* [TRECHO DO TEXTO]

Ensaios examinam Amazônia de Euclides

NOEMI JAFFE
COLABORAÇÃO PARA A FOLHA

Augusto dos Anjos define o ser humano como "homo infimus, carne sem luz, criatura cega, realidade geográfica infeliz". Se é verdade que todos os seres são homo infimus, Francisco Foot Hardman nos mostra, no livro "A Vingança de Hileia" e a partir do olhar de Euclides da Cunha, que esta qualificação é ainda mais verdadeira para o homem amazônico do início do século 20. Neste volume de ensaios, o autor, experiente no tema euclidiano, amazônico, como também em uma fase esquecida da história literária brasileira (o assim chamado "pré-modernismo"), milita bravamente no sentido da recuperação de uma geografia física e literária da Amazônia.
A Hileia, ou a floresta amazônica, como a denominou Alexandre Von Humboldt, era e ainda é um continente marginal dentro de um país, "a fronteira do que não foi; a fronteira do que é, em sendo, um incerto vir-a-ser". E é utilizando uma linguagem que em tudo embute e incorpora esse incerto vir-a-ser -em sua poesia, utopia e vertigem- que Foot Hardman nos apresenta a floresta, o seringueiro e o livro inacabado de Euclides, "Um Paraíso Perdido", que lida justamente com este tema. Seria seu "segundo livro vingador", em seguida a "Os Sertões", pois representaria a vingança do caboclo e da língua brasileira ao esquecimento e à exploração extrativista desumana na floresta.
Mas quem se vingou foi a Hileia: tanto dos trabalhadores, seres ínfimos e miseráveis, quanto do próprio autor, que, diante da natureza vertiginosa, infinitamente grande e infinitesimalmente pequena, não pôde manter mais nenhum tipo de otimismo ou fé no progresso brasileiro.

* [MATERIAL FORNECIDO]
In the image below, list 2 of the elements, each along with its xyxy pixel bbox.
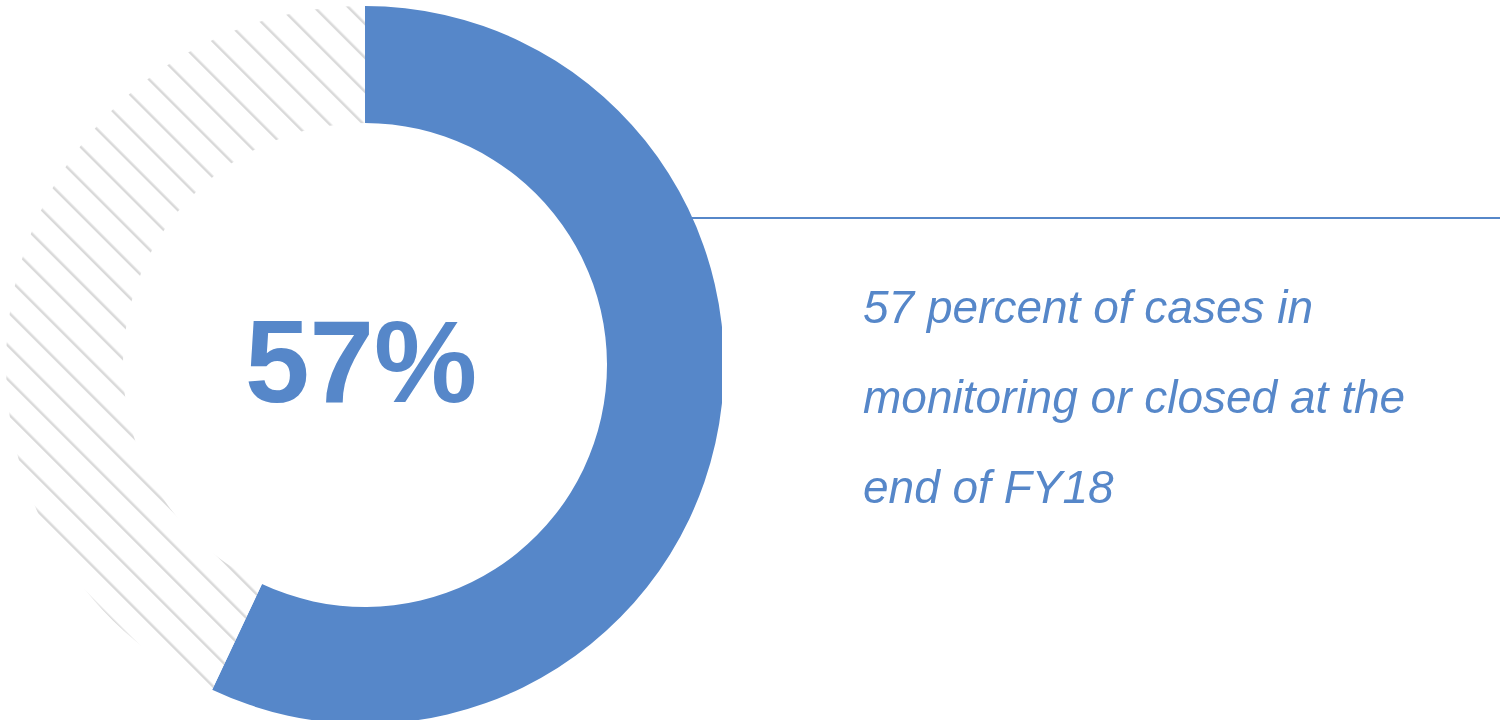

* [PARTES DO EXERCÍCIO]
A. No trecho sobre a Amazônia de Euclides da Cunha, qual é o título do livro que Euclides deixou inacabado?
B. Dê sequência ao trecho sobre a Amazônia de Euclides da Cunha, começando logo depois da última frase.

* [RESPOSTAS POR TAREFA]
A. "Um Paraíso Perdido".

B.
Embora os ensaios de Euclides já tenham sido publicados em forma de livro e com o mesmo título, o autor não finalizou a obra, acachapado que estava pela melancolia, pela injustiça, pela natureza e por seus próprios dramas pessoais e profissionais. Diante do caucheiro -sertanista explorador da borracha-, o desbravador bandeirante soa até ingênuo: "O bandeirante foi brutal, inexorável, mas lógico. Foi o super-homem do deserto. O caucheiro é irritantemente absurdo na sua brutalidade elegante, na sua galanteria sanguinolenta e no seu heroísmo à gandaia. É o homúnculo da civilização".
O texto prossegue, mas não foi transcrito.